BEGIN Provided records

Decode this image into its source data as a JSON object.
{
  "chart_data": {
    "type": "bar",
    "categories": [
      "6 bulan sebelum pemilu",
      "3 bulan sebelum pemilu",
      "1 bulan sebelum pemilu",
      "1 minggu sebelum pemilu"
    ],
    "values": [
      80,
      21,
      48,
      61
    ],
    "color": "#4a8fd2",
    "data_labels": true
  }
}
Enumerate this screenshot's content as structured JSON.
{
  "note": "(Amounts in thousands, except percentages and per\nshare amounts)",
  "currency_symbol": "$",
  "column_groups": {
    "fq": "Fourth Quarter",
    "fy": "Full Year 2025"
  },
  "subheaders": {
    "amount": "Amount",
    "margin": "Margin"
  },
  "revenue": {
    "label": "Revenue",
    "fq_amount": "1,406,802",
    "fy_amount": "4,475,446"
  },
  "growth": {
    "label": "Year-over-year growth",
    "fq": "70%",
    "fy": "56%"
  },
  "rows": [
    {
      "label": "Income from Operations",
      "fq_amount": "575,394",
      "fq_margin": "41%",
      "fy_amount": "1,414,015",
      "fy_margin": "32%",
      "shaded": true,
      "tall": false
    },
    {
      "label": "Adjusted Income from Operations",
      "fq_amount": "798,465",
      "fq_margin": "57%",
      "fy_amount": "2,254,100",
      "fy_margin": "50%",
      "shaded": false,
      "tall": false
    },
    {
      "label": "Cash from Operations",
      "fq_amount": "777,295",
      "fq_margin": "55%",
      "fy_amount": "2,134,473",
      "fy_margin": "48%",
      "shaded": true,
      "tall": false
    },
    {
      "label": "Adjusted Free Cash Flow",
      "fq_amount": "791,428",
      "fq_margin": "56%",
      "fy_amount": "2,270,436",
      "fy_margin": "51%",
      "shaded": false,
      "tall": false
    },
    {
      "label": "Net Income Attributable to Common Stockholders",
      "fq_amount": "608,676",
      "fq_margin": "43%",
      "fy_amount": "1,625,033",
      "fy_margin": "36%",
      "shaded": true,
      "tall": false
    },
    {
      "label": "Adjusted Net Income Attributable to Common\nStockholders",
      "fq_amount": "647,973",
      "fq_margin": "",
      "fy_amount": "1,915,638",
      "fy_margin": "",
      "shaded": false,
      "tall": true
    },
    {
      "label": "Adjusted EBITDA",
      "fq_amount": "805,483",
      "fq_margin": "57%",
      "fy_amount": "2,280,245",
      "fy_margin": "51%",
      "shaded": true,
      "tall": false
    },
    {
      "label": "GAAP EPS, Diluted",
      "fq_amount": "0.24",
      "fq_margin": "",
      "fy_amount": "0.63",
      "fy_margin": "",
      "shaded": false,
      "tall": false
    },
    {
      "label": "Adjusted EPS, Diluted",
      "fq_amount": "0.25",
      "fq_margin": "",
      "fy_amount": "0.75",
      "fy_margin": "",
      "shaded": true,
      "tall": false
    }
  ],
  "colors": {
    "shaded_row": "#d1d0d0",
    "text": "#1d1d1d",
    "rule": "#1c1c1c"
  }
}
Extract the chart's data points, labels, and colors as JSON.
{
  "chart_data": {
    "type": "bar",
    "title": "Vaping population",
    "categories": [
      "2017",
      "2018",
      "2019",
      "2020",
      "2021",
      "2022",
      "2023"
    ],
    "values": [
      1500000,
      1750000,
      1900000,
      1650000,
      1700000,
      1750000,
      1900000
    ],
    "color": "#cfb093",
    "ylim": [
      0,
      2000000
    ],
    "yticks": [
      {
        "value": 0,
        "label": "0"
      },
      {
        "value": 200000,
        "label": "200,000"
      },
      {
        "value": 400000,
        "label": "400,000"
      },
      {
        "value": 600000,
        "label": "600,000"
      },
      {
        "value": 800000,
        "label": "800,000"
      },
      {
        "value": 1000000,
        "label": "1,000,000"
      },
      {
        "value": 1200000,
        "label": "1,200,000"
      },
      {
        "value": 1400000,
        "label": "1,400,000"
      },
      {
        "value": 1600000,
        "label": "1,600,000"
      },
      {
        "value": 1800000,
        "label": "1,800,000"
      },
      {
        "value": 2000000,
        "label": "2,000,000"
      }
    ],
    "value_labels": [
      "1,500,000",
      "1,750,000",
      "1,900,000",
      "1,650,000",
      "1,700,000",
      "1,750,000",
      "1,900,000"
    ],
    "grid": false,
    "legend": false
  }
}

END Provided records

**What you will do**
Gather up, from the records above, each line where the word "Year" appears.

**Full output**
    "fy": "Full Year 2025"
    "label": "Year-over-year growth",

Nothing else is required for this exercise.